● Aim
Drop the images; return everything else in the listing below exactly.

● Excerpted data
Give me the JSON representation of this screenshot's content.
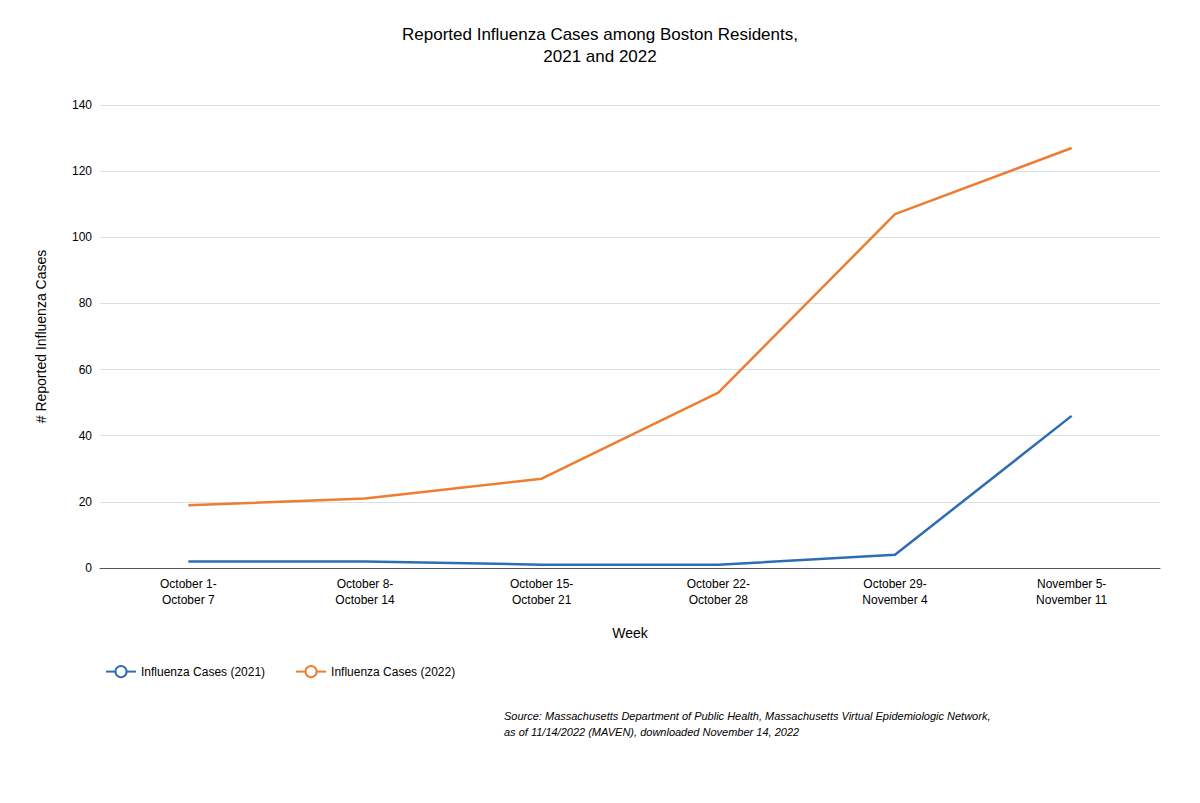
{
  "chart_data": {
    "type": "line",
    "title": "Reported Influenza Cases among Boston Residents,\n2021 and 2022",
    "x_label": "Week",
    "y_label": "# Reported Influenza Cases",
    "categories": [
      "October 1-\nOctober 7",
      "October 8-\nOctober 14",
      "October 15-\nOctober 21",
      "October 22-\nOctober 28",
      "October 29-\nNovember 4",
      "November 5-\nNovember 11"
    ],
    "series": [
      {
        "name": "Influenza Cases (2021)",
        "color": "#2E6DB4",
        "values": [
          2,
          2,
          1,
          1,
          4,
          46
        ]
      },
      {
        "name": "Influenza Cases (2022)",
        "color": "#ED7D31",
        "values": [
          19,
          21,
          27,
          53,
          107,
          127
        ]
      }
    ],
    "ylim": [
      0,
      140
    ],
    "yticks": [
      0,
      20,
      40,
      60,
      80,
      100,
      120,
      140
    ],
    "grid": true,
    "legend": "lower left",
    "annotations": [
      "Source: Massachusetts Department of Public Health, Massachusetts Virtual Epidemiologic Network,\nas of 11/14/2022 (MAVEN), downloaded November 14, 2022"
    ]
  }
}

● Expected answer
Give me the JSON representation of this screenshot's content.
{
  "chart_data": {
    "type": "line",
    "title": "Reported Influenza Cases among Boston Residents,\n2021 and 2022",
    "x_label": "Week",
    "y_label": "# Reported Influenza Cases",
    "categories": [
      "October 1-\nOctober 7",
      "October 8-\nOctober 14",
      "October 15-\nOctober 21",
      "October 22-\nOctober 28",
      "October 29-\nNovember 4",
      "November 5-\nNovember 11"
    ],
    "series": [
      {
        "name": "Influenza Cases (2021)",
        "color": "#2E6DB4",
        "values": [
          2,
          2,
          1,
          1,
          4,
          46
        ]
      },
      {
        "name": "Influenza Cases (2022)",
        "color": "#ED7D31",
        "values": [
          19,
          21,
          27,
          53,
          107,
          127
        ]
      }
    ],
    "ylim": [
      0,
      140
    ],
    "yticks": [
      0,
      20,
      40,
      60,
      80,
      100,
      120,
      140
    ],
    "grid": true,
    "legend": "lower left",
    "annotations": [
      "Source: Massachusetts Department of Public Health, Massachusetts Virtual Epidemiologic Network,\nas of 11/14/2022 (MAVEN), downloaded November 14, 2022"
    ]
  }
}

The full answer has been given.